_Problem to solve_: Locate the word "Lagerbestand" in the entries below, then gather every line that holds it.

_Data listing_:
★ ★ ★ ★ ★ ★ ★

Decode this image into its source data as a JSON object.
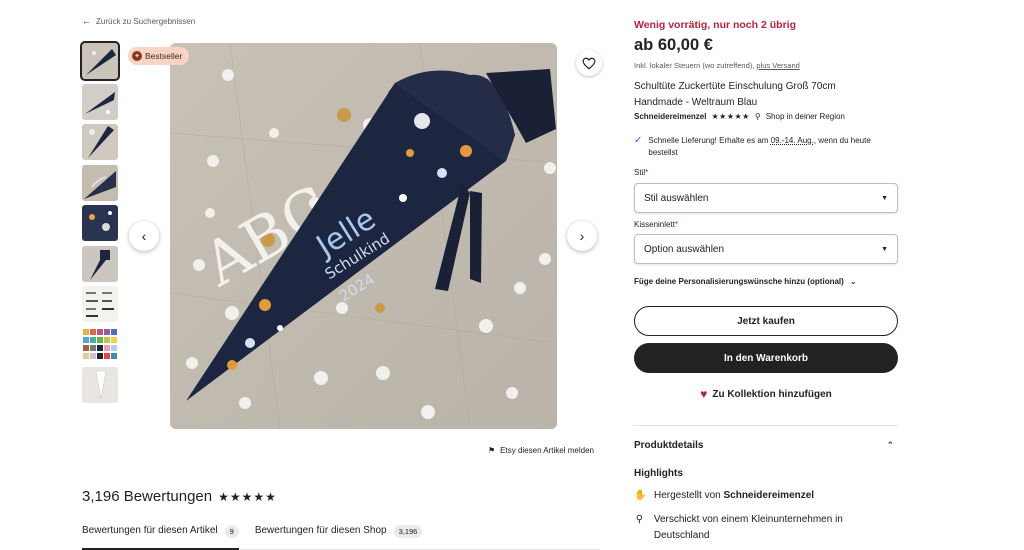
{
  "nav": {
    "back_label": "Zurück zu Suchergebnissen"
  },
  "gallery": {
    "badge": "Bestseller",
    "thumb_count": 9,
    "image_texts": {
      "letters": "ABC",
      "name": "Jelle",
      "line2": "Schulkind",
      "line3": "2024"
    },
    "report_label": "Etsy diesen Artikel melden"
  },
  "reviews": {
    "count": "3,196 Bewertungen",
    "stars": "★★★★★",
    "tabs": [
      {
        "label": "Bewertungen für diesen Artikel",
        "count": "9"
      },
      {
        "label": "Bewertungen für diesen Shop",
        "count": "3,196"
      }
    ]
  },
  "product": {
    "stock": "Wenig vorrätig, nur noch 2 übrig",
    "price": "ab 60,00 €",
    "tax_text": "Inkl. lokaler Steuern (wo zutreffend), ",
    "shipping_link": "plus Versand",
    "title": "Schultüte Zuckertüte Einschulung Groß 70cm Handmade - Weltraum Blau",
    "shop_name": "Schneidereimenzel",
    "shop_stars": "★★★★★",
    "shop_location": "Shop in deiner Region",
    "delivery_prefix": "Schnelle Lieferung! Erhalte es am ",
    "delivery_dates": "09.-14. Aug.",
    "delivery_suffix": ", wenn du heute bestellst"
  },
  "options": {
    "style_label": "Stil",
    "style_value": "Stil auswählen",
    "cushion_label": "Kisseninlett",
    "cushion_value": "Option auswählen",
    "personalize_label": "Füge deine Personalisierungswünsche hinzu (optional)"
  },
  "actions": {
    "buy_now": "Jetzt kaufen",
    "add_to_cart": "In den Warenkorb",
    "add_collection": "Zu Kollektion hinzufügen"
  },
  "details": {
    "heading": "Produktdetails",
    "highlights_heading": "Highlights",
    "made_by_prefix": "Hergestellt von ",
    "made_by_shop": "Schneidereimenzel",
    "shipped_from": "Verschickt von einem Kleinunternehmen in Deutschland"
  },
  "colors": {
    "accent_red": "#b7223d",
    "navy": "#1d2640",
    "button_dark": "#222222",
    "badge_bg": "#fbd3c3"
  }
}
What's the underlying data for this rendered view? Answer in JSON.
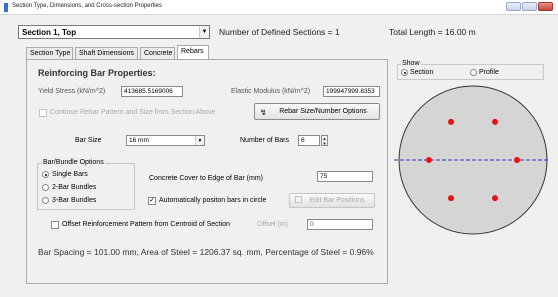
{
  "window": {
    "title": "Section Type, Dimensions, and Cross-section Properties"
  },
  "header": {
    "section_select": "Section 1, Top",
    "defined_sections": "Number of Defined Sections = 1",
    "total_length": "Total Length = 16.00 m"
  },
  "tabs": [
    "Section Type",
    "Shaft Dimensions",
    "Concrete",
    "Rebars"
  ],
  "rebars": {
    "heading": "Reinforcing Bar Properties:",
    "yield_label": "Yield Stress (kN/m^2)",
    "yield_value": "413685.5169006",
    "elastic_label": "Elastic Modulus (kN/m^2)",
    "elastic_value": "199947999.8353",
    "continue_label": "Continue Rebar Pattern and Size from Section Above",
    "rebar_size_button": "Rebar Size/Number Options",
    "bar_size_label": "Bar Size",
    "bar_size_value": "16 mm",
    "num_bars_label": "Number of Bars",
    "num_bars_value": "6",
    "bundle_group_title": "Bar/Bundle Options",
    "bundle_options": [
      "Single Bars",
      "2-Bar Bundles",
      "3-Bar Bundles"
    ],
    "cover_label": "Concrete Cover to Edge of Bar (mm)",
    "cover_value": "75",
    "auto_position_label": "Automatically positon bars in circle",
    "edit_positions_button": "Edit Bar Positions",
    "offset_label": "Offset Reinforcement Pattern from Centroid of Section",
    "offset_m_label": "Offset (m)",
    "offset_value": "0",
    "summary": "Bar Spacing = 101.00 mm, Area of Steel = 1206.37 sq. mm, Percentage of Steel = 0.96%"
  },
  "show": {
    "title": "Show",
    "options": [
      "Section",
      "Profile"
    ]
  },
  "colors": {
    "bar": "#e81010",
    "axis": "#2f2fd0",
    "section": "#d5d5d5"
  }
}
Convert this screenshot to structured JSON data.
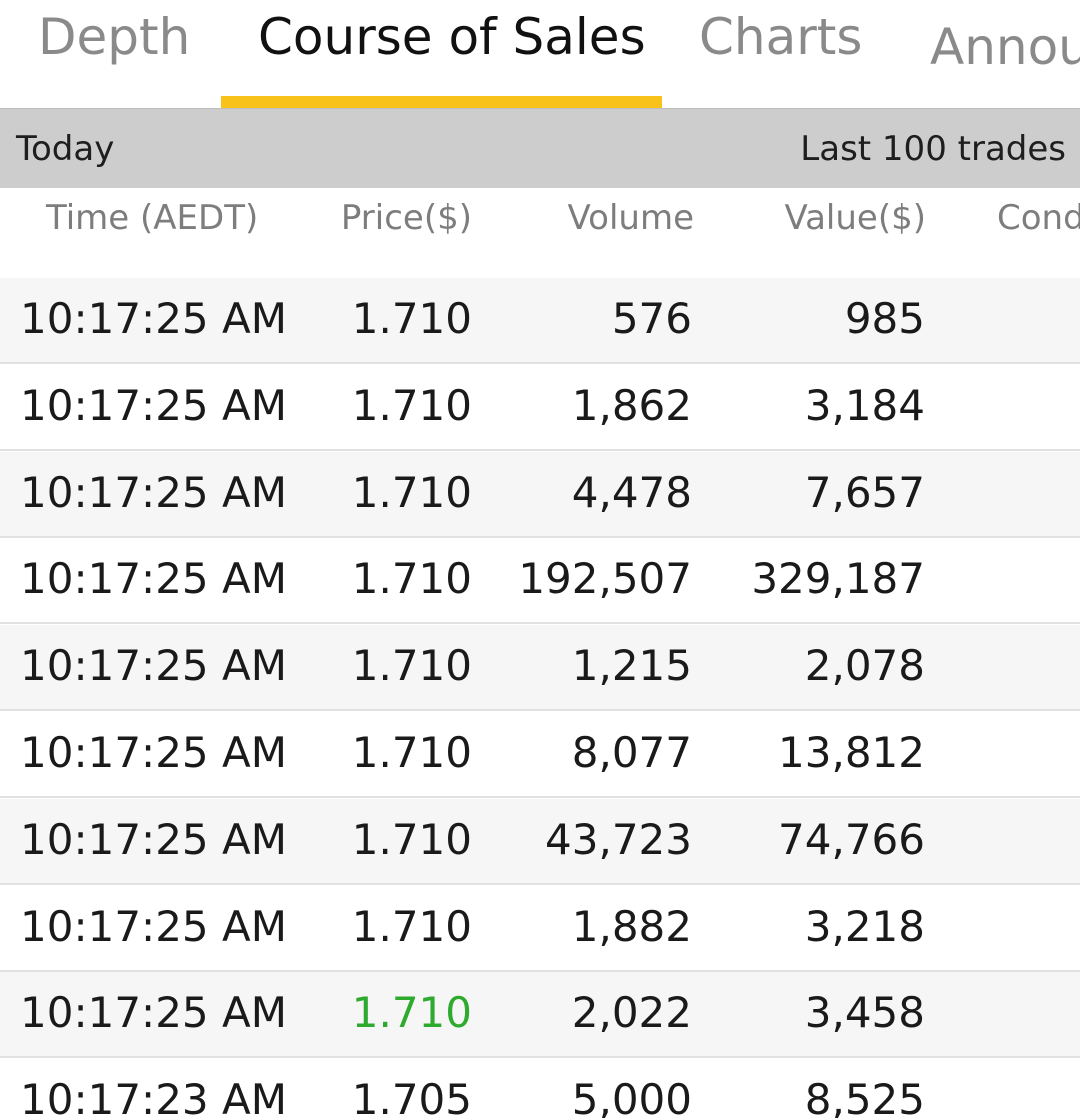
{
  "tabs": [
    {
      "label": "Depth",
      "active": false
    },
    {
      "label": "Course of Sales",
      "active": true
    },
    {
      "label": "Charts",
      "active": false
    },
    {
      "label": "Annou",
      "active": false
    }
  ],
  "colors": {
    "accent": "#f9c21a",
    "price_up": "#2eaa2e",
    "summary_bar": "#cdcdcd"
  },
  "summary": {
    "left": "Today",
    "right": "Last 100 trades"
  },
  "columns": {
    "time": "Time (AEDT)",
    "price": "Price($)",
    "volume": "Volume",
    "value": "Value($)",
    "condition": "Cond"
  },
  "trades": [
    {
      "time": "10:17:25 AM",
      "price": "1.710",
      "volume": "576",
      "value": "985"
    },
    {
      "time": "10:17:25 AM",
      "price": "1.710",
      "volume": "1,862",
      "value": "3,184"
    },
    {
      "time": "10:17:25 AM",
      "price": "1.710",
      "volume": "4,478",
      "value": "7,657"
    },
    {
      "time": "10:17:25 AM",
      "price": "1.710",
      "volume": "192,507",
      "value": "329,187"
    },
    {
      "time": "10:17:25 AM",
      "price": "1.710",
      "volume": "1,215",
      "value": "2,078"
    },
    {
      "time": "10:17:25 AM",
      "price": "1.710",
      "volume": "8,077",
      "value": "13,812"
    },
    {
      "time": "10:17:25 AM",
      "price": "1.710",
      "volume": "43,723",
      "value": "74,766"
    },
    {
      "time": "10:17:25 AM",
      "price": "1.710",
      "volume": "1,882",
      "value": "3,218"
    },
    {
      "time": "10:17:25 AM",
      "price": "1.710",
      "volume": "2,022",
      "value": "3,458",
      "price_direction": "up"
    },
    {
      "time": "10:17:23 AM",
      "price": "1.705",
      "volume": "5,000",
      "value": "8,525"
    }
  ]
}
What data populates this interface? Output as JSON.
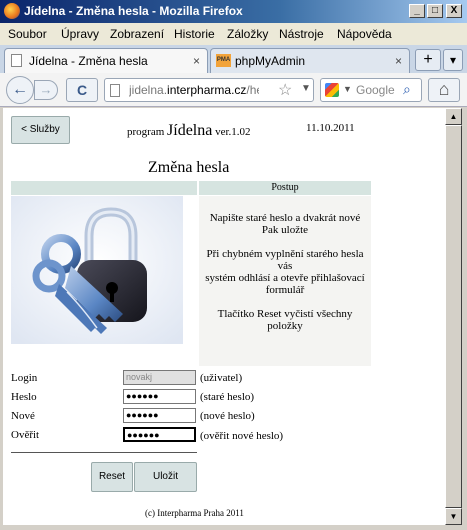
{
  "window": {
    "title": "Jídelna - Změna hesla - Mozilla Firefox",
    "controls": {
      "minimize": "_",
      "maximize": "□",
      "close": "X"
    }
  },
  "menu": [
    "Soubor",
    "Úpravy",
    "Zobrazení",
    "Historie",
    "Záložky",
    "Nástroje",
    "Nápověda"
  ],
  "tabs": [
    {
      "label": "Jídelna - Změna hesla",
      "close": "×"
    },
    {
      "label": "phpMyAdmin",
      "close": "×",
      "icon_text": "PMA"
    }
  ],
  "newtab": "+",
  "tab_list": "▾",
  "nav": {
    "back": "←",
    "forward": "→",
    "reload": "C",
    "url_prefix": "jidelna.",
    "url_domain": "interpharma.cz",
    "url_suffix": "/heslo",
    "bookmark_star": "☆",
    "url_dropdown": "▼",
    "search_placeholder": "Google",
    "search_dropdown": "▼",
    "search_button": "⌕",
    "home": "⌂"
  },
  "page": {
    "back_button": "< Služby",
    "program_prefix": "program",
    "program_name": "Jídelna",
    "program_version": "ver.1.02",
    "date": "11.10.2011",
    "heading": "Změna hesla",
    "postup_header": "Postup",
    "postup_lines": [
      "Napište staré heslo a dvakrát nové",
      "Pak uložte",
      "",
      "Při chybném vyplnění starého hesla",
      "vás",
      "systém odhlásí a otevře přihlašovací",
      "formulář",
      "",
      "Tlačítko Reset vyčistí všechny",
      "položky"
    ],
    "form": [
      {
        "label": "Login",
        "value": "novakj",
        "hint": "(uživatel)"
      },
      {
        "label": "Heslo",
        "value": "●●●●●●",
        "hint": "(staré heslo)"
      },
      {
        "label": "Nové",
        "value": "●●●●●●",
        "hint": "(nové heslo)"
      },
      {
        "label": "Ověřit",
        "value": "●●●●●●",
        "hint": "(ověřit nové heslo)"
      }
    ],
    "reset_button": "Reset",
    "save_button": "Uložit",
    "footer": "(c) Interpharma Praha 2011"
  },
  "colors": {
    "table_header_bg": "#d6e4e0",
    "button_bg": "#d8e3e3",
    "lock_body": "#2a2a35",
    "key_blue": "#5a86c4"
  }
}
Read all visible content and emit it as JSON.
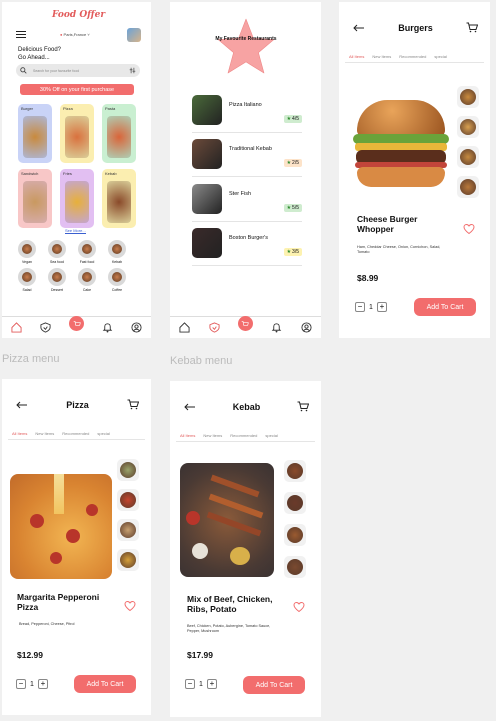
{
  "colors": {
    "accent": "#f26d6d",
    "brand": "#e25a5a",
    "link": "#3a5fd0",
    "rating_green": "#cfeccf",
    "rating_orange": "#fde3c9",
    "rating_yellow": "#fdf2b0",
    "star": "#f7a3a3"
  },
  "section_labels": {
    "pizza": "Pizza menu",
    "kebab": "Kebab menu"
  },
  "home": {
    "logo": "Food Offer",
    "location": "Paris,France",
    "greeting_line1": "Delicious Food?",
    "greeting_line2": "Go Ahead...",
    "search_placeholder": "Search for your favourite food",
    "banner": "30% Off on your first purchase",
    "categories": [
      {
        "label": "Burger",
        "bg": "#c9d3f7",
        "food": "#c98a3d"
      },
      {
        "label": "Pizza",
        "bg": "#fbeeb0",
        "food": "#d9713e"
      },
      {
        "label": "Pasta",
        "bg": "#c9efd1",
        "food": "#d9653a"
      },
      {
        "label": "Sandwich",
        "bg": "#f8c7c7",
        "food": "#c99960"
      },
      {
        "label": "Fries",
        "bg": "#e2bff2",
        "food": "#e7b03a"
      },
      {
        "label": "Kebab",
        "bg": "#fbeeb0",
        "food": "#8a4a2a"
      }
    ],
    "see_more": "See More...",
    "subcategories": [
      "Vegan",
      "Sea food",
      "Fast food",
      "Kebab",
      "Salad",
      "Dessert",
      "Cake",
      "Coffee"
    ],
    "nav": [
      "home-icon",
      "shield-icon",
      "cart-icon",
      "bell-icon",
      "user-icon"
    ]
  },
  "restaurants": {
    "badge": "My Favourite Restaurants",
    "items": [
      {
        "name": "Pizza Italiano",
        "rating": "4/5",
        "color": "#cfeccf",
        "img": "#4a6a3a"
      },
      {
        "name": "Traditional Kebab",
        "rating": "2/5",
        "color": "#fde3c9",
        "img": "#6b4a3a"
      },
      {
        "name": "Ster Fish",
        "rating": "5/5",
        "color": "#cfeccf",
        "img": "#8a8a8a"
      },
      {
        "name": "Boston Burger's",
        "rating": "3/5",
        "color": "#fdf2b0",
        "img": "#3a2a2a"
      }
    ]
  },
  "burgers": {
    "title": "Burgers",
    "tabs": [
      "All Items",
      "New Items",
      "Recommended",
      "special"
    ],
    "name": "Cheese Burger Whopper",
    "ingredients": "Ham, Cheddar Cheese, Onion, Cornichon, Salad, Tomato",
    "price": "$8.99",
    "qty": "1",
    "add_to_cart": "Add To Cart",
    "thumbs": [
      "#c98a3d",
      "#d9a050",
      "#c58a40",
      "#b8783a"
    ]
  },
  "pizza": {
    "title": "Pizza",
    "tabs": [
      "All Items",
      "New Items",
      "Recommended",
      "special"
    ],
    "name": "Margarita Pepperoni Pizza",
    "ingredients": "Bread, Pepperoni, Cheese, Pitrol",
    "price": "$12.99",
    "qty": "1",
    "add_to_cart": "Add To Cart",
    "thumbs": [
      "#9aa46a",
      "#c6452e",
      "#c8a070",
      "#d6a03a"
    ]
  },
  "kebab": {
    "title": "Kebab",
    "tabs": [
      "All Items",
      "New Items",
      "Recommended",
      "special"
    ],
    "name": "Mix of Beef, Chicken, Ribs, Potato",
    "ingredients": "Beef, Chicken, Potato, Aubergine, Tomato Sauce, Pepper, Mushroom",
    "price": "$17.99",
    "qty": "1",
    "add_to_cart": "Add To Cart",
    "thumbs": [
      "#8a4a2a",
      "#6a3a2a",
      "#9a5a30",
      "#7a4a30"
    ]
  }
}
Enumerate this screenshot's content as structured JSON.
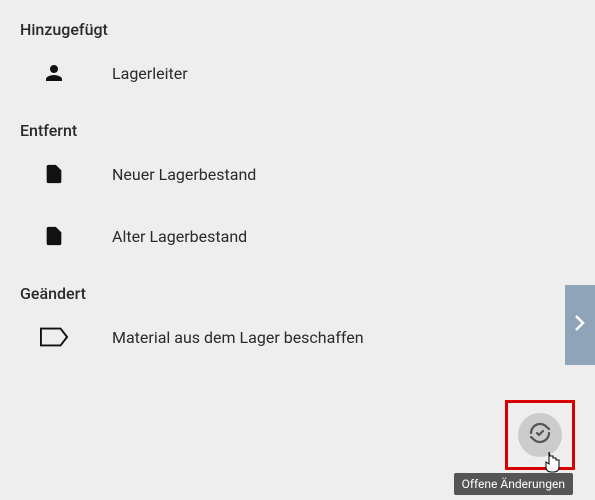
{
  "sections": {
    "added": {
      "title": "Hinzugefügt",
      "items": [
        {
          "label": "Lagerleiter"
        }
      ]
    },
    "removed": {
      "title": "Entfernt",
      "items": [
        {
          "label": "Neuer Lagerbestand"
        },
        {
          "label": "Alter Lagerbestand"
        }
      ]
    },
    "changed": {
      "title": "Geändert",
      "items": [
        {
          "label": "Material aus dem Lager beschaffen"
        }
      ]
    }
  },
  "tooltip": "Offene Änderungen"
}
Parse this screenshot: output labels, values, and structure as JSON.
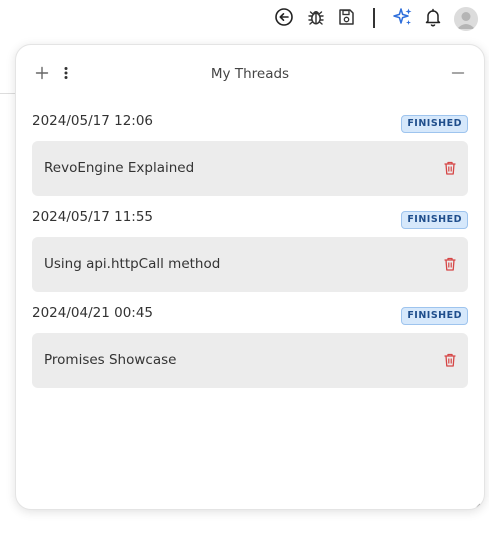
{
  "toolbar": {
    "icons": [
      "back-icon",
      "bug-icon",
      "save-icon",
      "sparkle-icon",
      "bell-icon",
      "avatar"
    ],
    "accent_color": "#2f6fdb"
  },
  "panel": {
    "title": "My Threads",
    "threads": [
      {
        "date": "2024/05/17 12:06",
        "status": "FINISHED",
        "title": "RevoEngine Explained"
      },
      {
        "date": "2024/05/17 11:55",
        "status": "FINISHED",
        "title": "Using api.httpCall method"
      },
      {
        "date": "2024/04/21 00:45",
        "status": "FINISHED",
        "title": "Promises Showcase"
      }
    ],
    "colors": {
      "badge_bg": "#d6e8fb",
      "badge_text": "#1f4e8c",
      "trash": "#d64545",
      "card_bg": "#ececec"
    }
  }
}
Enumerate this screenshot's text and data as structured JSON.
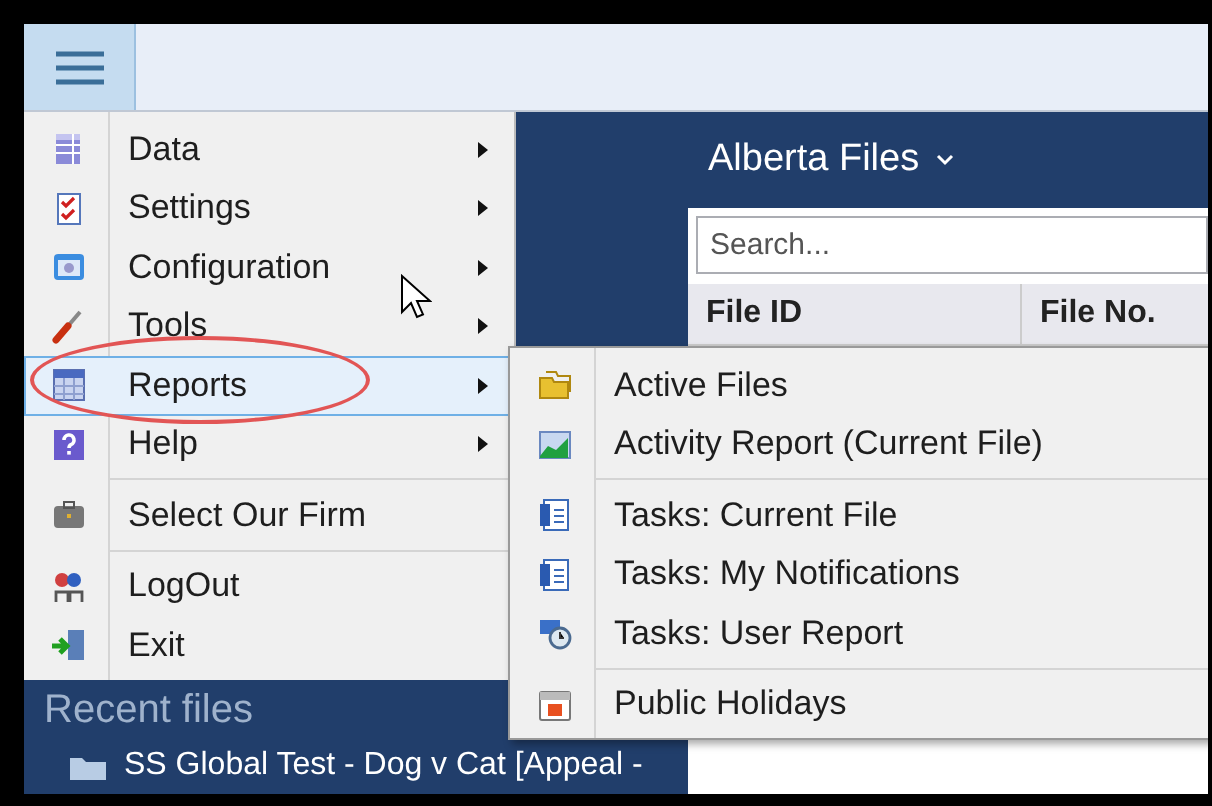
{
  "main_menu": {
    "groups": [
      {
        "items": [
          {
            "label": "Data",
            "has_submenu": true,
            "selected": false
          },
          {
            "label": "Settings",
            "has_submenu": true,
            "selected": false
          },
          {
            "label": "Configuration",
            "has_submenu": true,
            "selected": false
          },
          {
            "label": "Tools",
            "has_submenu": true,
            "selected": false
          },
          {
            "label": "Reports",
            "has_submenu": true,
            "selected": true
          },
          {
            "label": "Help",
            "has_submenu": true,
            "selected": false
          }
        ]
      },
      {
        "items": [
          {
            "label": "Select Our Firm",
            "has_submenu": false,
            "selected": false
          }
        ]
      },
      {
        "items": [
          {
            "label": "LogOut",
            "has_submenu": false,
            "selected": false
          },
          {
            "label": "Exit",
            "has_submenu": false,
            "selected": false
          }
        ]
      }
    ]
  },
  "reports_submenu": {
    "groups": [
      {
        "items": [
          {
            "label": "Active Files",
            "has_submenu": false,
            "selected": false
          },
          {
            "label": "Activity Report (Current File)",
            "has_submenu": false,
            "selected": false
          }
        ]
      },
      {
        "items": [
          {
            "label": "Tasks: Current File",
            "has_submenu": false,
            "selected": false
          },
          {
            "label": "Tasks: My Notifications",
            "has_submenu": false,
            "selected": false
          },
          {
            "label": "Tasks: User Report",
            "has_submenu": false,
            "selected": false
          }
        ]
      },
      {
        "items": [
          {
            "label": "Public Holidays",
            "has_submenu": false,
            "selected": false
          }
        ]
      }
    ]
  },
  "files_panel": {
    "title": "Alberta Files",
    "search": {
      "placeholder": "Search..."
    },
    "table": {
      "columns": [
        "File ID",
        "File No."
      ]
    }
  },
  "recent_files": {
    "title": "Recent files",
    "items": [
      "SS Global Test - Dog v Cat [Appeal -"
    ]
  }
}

★ ★ ★ ★ ★ ★ ★

_Full output_:
          "label": "Neuer Lagerbestand"
          "label": "Alter Lagerbestand"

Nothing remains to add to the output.